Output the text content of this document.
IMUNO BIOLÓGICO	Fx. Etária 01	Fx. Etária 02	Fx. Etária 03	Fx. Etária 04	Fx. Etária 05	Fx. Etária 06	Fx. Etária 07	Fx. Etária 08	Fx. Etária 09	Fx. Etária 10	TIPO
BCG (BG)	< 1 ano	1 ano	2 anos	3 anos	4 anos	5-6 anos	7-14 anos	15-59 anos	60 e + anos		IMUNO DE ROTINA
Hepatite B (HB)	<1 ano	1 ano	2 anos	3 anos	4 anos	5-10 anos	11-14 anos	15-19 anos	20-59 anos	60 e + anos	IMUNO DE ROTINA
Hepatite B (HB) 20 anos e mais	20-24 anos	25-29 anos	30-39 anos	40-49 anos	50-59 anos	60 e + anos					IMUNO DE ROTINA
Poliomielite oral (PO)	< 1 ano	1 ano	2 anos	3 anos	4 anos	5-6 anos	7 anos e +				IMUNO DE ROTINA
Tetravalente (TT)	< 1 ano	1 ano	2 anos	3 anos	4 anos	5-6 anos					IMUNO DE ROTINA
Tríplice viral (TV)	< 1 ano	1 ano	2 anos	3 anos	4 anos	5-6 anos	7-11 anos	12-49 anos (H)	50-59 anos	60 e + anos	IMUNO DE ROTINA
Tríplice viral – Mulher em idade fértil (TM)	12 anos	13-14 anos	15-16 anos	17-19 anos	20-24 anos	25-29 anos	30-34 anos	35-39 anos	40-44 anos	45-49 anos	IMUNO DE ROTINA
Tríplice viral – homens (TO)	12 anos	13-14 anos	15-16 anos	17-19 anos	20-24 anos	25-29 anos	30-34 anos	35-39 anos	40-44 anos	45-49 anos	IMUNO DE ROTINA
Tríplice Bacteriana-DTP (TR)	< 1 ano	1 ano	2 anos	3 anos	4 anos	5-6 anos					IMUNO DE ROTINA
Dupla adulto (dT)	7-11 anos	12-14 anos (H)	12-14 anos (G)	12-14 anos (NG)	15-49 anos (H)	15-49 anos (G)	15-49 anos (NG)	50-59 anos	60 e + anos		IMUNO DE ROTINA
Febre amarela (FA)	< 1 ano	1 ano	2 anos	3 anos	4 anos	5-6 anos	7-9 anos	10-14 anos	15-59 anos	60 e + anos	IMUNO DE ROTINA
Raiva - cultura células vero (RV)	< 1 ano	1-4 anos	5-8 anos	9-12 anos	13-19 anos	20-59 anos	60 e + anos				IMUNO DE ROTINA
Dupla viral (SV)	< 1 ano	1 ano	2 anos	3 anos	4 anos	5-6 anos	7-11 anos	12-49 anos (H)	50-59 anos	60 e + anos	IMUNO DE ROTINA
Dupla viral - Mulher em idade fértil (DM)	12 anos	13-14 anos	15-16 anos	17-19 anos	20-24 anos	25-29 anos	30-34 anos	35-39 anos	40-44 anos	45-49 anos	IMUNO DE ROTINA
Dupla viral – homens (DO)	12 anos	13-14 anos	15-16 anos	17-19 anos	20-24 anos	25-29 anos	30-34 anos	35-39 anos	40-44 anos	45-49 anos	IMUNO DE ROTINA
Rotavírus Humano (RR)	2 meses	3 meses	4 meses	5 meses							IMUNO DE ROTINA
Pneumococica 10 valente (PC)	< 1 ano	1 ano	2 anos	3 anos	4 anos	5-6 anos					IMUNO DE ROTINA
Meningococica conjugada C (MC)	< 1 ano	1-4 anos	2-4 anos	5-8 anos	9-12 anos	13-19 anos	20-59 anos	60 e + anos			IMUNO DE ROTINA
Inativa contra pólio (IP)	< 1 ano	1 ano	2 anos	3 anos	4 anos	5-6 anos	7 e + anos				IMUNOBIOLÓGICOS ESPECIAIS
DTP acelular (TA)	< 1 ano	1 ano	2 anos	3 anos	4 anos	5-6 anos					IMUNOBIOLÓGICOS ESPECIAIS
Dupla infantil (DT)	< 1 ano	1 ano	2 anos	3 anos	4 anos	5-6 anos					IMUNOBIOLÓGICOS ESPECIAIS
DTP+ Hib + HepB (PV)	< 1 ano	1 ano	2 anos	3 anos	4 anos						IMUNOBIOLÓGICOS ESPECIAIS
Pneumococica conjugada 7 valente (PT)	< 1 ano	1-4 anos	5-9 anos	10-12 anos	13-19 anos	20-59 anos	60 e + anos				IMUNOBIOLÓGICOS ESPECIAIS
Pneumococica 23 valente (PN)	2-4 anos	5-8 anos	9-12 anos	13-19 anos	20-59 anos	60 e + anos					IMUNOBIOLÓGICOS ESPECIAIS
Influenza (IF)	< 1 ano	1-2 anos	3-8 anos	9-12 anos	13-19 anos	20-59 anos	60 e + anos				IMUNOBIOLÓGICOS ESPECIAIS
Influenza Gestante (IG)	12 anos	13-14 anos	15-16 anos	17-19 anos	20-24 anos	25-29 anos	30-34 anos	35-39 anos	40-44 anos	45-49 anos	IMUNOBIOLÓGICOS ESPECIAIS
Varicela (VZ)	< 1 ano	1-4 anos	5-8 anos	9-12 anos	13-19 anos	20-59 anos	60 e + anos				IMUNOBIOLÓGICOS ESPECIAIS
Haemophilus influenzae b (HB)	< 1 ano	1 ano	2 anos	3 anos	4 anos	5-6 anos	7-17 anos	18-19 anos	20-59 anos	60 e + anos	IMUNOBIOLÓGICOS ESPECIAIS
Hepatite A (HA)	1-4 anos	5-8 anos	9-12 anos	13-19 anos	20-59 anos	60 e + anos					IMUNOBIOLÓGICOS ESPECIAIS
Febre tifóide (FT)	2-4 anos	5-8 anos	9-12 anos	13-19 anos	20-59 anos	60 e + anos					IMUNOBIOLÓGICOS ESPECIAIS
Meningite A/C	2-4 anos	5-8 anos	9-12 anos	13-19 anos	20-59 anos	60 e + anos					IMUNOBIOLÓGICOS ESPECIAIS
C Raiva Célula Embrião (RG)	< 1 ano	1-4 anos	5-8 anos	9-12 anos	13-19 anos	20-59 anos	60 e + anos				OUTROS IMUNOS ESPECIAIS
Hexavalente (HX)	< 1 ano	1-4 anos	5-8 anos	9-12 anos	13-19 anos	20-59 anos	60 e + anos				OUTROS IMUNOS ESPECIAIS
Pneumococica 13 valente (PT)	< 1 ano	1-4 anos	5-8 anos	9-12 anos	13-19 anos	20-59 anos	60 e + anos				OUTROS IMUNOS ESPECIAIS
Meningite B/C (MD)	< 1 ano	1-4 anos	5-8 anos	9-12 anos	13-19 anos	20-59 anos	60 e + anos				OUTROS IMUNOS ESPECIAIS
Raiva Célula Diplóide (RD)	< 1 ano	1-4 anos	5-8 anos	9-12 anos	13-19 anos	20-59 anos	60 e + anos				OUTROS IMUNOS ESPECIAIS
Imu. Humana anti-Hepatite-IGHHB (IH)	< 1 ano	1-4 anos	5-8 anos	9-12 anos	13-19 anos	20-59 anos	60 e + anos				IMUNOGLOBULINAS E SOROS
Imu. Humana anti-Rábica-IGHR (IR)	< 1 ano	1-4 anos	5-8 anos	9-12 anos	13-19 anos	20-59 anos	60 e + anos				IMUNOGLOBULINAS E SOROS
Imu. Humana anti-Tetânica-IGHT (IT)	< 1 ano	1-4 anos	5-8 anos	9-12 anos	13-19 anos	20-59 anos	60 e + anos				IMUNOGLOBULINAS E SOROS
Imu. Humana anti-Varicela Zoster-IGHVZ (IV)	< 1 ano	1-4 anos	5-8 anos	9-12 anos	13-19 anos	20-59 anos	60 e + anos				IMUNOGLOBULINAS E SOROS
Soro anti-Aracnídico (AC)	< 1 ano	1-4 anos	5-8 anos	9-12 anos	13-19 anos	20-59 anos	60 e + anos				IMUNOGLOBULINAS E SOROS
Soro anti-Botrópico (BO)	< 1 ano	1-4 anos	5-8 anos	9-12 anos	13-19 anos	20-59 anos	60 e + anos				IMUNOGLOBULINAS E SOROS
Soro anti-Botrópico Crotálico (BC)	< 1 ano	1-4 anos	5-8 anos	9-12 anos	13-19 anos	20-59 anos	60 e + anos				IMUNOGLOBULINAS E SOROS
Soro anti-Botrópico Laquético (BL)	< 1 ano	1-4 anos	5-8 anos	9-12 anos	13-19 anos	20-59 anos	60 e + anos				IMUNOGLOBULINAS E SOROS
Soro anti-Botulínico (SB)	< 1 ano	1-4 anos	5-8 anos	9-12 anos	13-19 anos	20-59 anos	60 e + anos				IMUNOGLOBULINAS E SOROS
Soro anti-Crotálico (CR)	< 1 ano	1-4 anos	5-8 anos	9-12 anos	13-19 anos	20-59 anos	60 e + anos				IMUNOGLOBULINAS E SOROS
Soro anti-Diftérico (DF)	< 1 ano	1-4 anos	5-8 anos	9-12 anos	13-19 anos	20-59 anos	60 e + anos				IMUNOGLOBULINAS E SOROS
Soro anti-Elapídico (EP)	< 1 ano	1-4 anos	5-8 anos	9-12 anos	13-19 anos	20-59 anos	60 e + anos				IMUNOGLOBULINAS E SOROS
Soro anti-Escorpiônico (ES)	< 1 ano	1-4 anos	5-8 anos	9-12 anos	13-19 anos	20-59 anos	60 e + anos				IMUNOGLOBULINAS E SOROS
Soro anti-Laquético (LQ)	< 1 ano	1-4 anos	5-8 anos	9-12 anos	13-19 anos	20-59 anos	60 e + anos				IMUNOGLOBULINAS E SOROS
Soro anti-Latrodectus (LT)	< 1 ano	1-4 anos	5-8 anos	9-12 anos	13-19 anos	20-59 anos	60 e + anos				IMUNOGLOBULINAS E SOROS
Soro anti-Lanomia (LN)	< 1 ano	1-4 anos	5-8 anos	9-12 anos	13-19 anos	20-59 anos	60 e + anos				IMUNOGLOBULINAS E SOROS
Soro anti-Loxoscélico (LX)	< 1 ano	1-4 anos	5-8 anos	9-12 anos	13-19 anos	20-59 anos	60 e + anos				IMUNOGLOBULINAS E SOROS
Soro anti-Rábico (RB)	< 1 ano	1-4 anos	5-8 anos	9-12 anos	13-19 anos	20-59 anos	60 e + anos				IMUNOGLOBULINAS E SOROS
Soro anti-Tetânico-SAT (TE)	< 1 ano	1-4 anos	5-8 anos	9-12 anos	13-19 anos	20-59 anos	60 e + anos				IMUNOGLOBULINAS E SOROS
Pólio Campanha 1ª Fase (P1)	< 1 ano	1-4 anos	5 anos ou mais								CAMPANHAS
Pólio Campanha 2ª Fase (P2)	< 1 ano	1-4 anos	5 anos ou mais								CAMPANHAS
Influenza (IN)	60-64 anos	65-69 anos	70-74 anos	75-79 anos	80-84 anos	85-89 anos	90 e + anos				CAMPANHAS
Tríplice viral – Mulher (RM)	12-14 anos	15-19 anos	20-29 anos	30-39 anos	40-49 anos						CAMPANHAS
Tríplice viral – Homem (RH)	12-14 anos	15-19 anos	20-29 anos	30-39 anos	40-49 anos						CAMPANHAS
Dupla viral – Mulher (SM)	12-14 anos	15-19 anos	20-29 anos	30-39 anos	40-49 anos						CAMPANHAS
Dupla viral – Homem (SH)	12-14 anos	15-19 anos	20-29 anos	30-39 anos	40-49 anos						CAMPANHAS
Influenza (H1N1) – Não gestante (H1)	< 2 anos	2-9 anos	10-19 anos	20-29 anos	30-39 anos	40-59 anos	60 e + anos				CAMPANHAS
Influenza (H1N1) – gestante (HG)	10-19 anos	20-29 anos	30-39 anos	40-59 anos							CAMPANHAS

:::

Exercise details ▸ What lines of the material above include "conjugada"? Copy each one.

Completed exercise ▸
Meningococica conjugada C (MC)	< 1 ano	1-4 anos	2-4 anos	5-8 anos	9-12 anos	13-19 anos	20-59 anos	60 e + anos			IMUNO DE ROTINA
Pneumococica conjugada 7 valente (PT)	< 1 ano	1-4 anos	5-9 anos	10-12 anos	13-19 anos	20-59 anos	60 e + anos				IMUNOBIOLÓGICOS ESPECIAIS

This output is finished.